▸ Required task: Go through the records and extract every line with the word "JSON".

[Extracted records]
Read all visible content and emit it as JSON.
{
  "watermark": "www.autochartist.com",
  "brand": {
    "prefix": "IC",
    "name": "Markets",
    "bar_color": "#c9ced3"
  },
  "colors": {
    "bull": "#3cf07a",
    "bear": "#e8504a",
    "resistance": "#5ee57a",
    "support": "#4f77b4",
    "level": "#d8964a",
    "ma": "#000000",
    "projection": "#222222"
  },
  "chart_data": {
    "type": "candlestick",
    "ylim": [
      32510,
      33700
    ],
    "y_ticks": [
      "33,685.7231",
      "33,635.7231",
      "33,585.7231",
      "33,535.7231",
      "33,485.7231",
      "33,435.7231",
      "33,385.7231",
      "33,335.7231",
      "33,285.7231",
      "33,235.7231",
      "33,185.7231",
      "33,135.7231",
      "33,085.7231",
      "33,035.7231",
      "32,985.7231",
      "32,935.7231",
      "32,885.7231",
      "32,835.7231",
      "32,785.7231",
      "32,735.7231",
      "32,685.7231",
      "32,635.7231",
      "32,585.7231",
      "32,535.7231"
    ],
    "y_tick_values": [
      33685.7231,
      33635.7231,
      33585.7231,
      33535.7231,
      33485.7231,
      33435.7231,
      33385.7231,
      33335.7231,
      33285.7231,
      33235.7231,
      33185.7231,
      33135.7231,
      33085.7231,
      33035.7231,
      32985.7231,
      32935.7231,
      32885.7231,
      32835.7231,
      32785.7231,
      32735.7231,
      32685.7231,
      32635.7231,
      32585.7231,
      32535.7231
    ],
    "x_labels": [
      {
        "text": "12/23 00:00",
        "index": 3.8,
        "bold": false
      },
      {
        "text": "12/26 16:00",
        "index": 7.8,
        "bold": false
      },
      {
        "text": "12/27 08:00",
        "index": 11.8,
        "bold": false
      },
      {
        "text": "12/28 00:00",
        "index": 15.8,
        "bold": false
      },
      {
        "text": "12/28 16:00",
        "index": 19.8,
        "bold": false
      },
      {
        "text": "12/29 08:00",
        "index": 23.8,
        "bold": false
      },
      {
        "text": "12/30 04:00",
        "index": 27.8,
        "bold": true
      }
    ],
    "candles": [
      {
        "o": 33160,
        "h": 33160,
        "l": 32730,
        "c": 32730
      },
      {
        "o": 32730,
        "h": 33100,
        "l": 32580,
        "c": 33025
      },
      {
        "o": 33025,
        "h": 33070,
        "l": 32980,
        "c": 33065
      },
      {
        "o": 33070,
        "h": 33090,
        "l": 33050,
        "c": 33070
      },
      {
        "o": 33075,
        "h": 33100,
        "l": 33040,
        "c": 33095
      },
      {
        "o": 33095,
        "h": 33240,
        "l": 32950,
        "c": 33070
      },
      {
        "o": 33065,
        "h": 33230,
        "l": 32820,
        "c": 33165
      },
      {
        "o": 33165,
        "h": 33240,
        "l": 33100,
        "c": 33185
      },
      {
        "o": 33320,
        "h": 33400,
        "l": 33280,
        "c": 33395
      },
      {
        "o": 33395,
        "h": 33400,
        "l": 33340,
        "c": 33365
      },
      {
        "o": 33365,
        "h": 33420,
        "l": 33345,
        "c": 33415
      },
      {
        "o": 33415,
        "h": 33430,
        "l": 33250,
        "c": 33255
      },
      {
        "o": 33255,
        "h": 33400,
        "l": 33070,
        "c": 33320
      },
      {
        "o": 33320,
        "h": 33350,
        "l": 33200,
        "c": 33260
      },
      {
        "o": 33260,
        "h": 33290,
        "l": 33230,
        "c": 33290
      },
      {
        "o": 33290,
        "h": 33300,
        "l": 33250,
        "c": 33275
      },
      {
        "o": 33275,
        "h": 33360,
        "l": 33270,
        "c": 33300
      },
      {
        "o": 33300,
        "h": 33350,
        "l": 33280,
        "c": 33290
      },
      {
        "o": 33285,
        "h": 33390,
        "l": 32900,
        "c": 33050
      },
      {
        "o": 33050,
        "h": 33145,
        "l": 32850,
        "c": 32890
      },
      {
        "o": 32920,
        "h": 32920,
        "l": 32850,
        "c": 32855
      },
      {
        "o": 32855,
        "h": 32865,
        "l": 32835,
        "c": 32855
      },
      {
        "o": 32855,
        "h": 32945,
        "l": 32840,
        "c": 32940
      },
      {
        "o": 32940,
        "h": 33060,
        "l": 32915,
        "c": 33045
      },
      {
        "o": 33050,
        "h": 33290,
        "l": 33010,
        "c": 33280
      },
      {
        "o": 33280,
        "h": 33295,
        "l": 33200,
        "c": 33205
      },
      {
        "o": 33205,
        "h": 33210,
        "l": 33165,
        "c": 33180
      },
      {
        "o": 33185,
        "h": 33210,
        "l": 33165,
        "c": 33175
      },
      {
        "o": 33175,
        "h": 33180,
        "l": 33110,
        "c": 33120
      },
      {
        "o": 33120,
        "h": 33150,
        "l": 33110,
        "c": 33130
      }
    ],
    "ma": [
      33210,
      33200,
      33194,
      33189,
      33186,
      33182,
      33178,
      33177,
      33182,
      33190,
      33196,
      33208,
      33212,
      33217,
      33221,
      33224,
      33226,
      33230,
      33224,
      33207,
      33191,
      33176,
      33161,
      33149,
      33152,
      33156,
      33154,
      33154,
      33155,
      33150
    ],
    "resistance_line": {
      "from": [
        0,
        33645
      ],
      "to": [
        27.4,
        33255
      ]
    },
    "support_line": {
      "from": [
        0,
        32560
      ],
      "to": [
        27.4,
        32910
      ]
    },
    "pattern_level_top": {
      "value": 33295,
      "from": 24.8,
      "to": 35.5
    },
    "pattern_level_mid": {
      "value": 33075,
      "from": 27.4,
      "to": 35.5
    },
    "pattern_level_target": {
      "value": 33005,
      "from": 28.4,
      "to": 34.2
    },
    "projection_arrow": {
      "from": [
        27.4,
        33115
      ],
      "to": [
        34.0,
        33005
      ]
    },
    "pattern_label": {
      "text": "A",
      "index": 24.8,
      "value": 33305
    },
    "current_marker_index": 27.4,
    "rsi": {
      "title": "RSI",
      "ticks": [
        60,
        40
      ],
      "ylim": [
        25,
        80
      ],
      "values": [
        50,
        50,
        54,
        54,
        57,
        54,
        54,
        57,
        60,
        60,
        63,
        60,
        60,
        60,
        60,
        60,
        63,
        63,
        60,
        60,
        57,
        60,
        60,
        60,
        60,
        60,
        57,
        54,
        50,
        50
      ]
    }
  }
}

--

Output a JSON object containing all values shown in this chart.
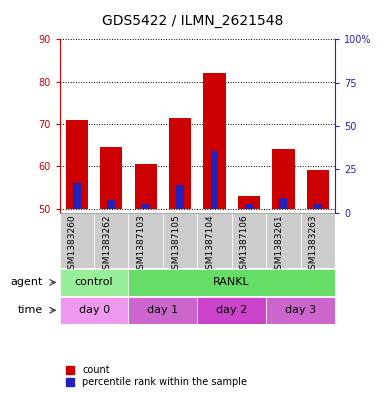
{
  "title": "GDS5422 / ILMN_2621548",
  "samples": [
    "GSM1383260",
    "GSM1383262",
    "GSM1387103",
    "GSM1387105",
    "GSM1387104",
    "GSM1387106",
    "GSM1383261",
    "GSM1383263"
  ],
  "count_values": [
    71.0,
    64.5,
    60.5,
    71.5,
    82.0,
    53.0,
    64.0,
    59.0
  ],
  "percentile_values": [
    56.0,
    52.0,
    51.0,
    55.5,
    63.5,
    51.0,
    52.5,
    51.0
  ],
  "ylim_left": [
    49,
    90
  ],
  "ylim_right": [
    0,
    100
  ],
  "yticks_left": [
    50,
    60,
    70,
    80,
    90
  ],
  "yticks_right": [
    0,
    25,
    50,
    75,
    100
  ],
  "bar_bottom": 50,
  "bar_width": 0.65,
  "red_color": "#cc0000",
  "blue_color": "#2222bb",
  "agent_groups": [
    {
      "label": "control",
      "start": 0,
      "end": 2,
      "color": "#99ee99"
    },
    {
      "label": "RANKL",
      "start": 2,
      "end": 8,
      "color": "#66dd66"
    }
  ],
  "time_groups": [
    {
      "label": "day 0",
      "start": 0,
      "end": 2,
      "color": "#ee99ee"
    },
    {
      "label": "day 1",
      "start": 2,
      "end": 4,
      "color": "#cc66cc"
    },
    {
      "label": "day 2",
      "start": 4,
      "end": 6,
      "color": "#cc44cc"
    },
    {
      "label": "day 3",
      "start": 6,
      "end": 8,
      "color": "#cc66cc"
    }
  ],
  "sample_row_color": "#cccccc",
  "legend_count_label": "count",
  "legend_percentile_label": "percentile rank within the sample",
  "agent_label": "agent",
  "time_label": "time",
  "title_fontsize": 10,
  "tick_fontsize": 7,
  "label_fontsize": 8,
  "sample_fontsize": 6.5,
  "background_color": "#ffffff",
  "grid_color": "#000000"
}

▸ Task solution:
Read all visible content and emit it as JSON.
Output a JSON object containing all values shown in this chart.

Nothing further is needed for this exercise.